_Exercise description:_
With pictures left out, retype exactly the lines from the one containing "Convert this document image to plain text." through the final line of the entries.

_Records supplied:_
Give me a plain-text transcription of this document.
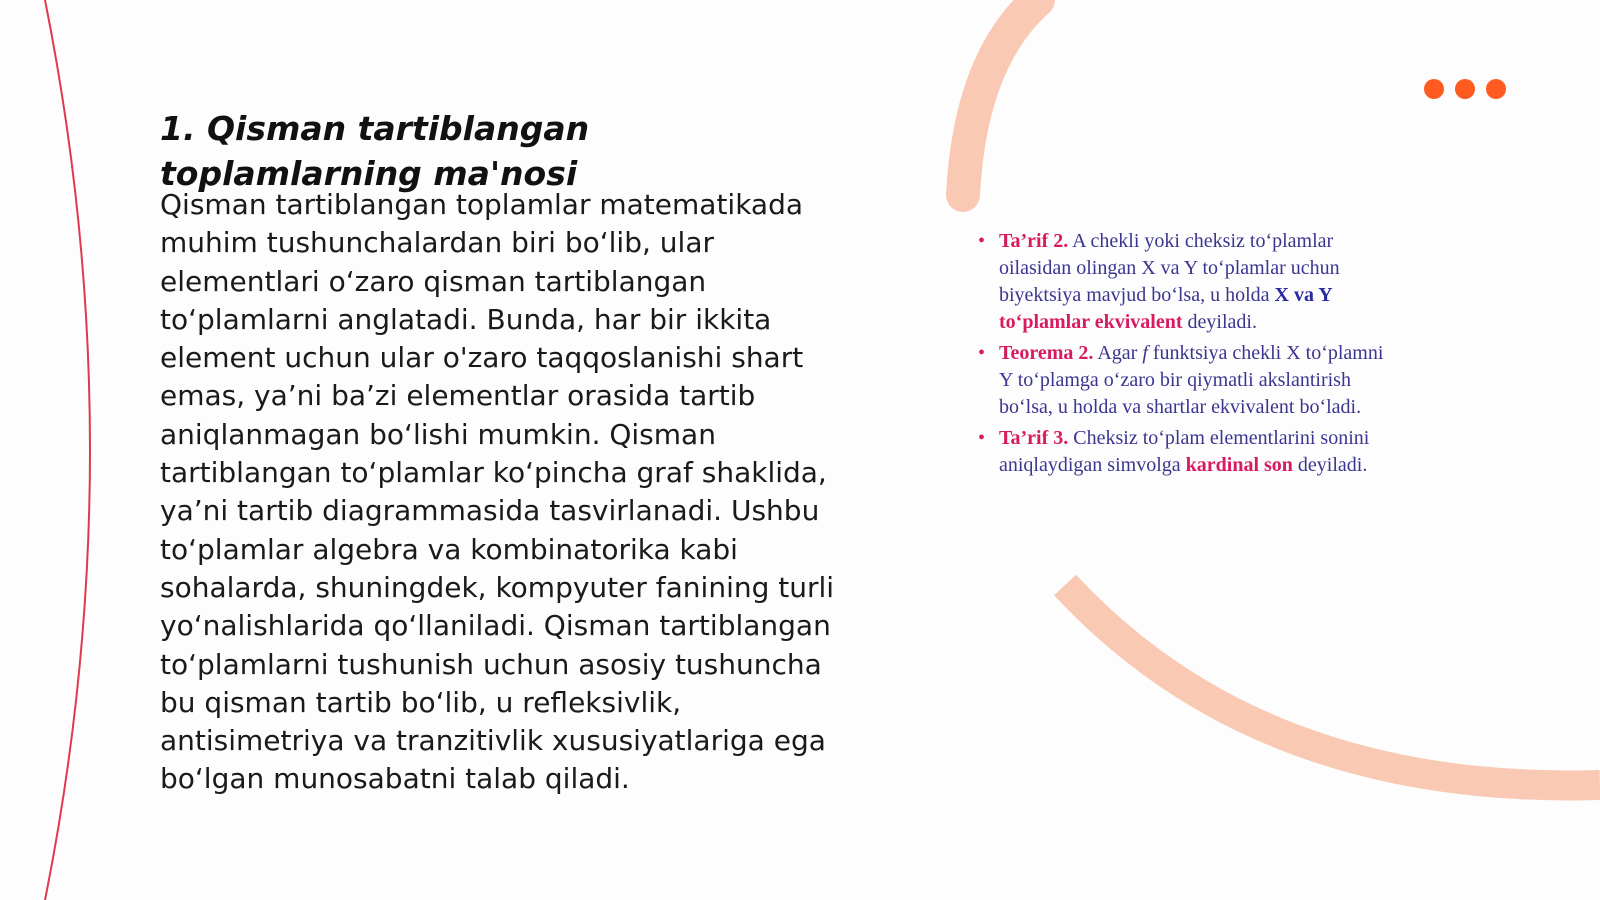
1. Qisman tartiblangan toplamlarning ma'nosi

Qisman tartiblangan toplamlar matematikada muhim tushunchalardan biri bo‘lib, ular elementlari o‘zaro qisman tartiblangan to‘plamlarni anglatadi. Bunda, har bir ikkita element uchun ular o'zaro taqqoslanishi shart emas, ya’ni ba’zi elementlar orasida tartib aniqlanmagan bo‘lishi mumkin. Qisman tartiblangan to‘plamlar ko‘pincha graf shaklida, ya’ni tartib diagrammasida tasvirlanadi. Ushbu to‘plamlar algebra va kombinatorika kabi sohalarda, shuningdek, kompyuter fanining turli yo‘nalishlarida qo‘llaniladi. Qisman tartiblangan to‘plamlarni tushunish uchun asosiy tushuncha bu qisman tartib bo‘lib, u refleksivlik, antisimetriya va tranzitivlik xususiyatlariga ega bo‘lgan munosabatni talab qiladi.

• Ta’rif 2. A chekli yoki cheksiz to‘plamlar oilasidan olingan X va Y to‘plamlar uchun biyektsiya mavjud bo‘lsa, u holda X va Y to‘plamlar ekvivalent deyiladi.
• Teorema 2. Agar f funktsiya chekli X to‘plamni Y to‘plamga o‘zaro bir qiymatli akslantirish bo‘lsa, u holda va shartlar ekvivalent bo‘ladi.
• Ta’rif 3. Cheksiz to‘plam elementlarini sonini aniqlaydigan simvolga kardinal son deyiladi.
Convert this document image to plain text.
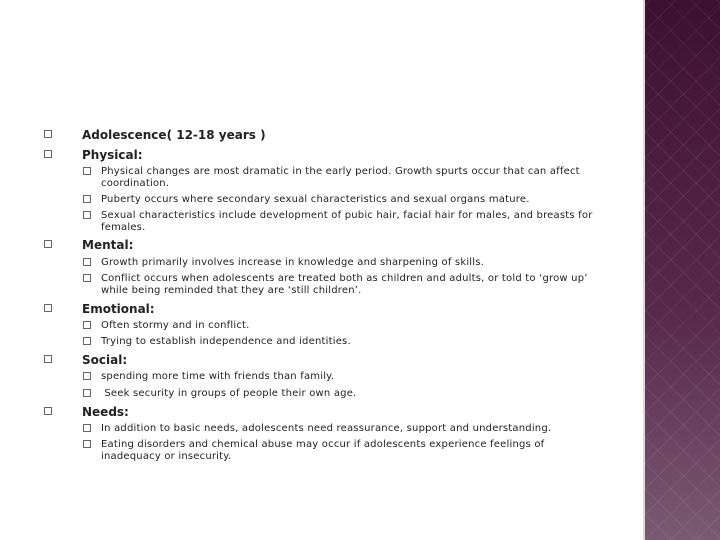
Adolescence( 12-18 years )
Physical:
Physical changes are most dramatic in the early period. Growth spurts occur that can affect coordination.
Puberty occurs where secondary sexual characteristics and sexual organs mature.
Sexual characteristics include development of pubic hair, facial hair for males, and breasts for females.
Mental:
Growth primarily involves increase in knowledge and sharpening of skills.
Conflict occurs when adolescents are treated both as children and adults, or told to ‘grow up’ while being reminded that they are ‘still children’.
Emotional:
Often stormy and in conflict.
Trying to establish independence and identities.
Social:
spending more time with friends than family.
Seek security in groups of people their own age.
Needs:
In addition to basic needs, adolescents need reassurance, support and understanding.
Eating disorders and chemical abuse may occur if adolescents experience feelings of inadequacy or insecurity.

_Task response:_
Convert this document image to plain text.
Adolescence( 12-18 years )
Physical:
Physical changes are most dramatic in the early period. Growth spurts occur that can affect coordination.
Puberty occurs where secondary sexual characteristics and sexual organs mature.
Sexual characteristics include development of pubic hair, facial hair for males, and breasts for females.
Mental:
Growth primarily involves increase in knowledge and sharpening of skills.
Conflict occurs when adolescents are treated both as children and adults, or told to ‘grow up’ while being reminded that they are ‘still children’.
Emotional:
Often stormy and in conflict.
Trying to establish independence and identities.
Social:
spending more time with friends than family.
Seek security in groups of people their own age.
Needs:
In addition to basic needs, adolescents need reassurance, support and understanding.
Eating disorders and chemical abuse may occur if adolescents experience feelings of inadequacy or insecurity.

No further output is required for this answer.